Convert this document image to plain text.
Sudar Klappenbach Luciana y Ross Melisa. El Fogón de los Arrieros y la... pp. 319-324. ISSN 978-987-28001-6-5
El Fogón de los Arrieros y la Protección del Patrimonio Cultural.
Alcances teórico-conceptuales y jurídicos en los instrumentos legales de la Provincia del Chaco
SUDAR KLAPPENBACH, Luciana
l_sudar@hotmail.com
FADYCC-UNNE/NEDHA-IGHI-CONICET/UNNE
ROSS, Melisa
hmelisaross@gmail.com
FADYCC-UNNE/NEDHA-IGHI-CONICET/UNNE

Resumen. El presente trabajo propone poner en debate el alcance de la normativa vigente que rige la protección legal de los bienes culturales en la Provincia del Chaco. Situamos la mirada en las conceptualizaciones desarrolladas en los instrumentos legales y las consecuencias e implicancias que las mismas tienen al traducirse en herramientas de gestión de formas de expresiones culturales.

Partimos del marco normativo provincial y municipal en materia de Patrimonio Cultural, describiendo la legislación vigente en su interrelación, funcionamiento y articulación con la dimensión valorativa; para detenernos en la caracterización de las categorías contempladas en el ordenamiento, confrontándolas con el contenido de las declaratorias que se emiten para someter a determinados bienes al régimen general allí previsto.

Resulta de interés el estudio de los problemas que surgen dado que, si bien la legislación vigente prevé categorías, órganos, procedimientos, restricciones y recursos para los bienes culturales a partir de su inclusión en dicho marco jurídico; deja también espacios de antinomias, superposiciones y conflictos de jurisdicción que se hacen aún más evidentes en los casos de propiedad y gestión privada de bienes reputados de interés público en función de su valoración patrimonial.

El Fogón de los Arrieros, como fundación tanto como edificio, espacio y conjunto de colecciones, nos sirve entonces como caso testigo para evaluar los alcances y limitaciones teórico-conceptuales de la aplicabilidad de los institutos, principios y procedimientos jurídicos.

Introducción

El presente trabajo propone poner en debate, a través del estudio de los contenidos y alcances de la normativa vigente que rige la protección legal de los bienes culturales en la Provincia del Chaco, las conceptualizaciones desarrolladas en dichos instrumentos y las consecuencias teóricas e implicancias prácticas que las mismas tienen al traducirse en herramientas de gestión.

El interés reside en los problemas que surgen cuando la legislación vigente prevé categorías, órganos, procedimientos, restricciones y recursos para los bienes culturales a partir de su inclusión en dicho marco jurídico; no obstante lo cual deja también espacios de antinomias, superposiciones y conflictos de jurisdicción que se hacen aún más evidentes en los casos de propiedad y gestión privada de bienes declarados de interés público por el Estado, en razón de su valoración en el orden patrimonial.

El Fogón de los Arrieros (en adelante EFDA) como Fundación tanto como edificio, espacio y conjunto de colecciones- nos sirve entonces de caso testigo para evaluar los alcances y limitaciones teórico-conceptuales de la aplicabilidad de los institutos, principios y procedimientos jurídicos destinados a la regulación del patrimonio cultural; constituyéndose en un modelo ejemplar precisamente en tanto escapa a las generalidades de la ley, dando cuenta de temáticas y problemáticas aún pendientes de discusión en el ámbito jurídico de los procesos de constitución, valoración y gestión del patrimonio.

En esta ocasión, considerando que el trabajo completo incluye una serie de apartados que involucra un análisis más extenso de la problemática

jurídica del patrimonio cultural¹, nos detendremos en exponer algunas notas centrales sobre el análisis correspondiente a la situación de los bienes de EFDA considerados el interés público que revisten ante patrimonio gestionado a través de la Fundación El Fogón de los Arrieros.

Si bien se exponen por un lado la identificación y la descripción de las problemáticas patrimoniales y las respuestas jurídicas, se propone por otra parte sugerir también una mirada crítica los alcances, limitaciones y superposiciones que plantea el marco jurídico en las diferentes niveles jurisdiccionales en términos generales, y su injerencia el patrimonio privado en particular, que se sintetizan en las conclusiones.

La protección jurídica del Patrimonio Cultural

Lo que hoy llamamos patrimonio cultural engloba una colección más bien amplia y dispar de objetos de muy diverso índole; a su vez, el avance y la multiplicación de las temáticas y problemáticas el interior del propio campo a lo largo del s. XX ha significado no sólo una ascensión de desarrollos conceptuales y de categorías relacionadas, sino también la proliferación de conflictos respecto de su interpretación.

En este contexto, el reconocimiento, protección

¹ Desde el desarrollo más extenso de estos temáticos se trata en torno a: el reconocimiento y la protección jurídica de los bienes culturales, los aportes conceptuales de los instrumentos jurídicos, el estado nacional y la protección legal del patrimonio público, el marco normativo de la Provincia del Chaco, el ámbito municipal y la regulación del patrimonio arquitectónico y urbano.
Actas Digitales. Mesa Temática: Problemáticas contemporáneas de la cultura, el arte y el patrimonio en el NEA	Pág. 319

◆ ◆ ◆

_What you will do_. Check each line of the records above for the string "debate", and report every line that has it.

_Answer to the task_.
Resumen. El presente trabajo propone poner en debate el alcance de la normativa vigente que rige la protección legal de los bienes culturales en la Provincia del Chaco. Situamos la mirada en las conceptualizaciones desarrolladas en los instrumentos legales y las consecuencias e implicancias que las mismas tienen al traducirse en herramientas de gestión de formas de expresiones culturales.
El presente trabajo propone poner en debate, a través del estudio de los contenidos y alcances de la normativa vigente que rige la protección legal de los bienes culturales en la Provincia del Chaco, las conceptualizaciones desarrolladas en dichos instrumentos y las consecuencias teóricas e implicancias prácticas que las mismas tienen al traducirse en herramientas de gestión.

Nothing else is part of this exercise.